┏━━
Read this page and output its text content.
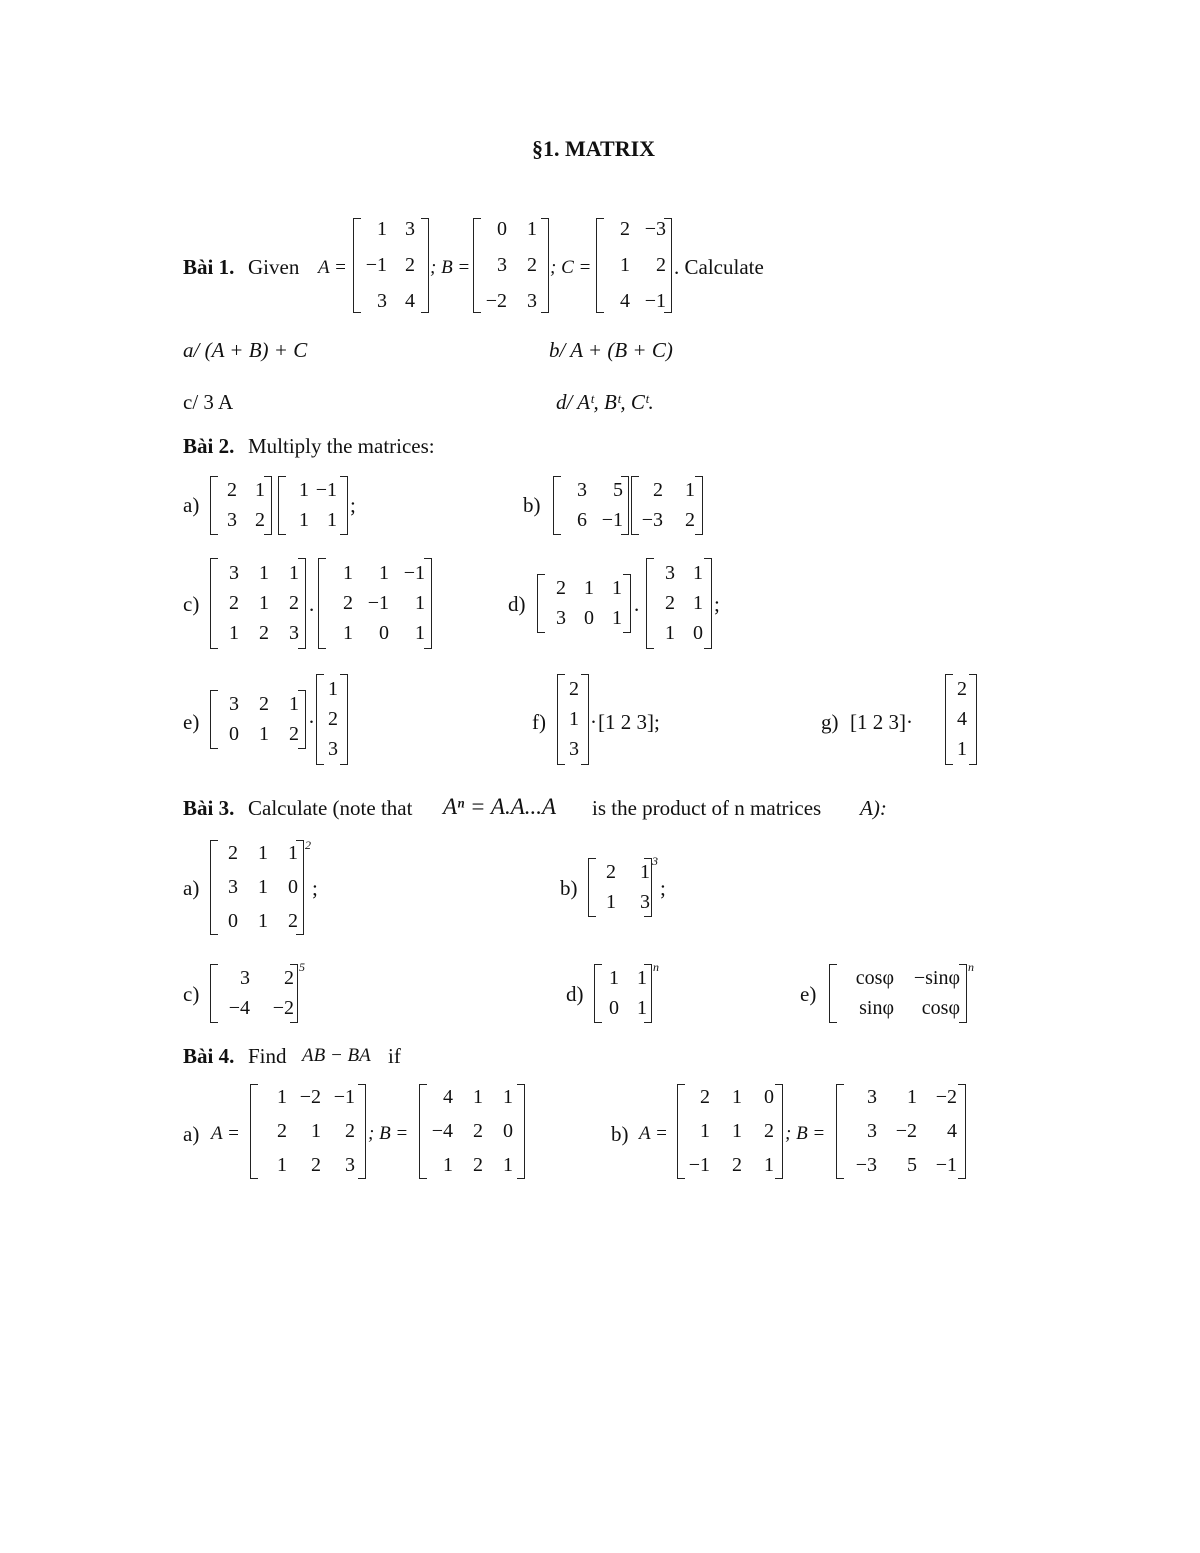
§1. MATRIX
Bài 1. Given A =
1 3
−1 2
3 4
; B =
0	1
3	2
−2	3
; C =
2 −3
1	2
4 −1
. Calculate
a/ (A + B) + C	b/ A + (B + C)
c/ 3 A	d/ Aᵗ, Bᵗ, Cᵗ.
Bài 2. Multiply the matrices:
a)
2 1
3 2
1 −1
1 1
;	b)
3	5
6 −1
2	1
−3	2
c)
3	1	1
2	1	2
1	2	3
.
1	1 −1
2 −1	1
1	0	1
d)
2 1 1
3 0 1
.
3 1
2 1
1 0
;
e)
3	2	1
0	1	2 ·
1
2
3
f)
2
1
3
· [1 2 3];	g) [1 2 3]·
2
4
1
Bài 3. Calculate (note that Aⁿ = A.A...A is the product of n matrices A):
a)
2	1	1
3	1	0
0	1	2
2
;	b)
2	1
1	3
3
;
c)
3	2
−4	−2
5
d)
1 1
0 1
n
e)
cosφ −sinφ
sinφ	cosφ
n
Bài 4. Find AB − BA if
a) A =
1 −2 −1
2	1	2
1	2	3
; B =
4	1	1
−4	2	0
1	2	1
b) A =
2	1	0
1	1	2
−1	2	1
; B =
3	1 −2
3 −2	4
−3	5 −1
┗━━
From the records above, report the count of lines containing "matrices" and nothing more.

→ **EXERCISE RESULT**:
2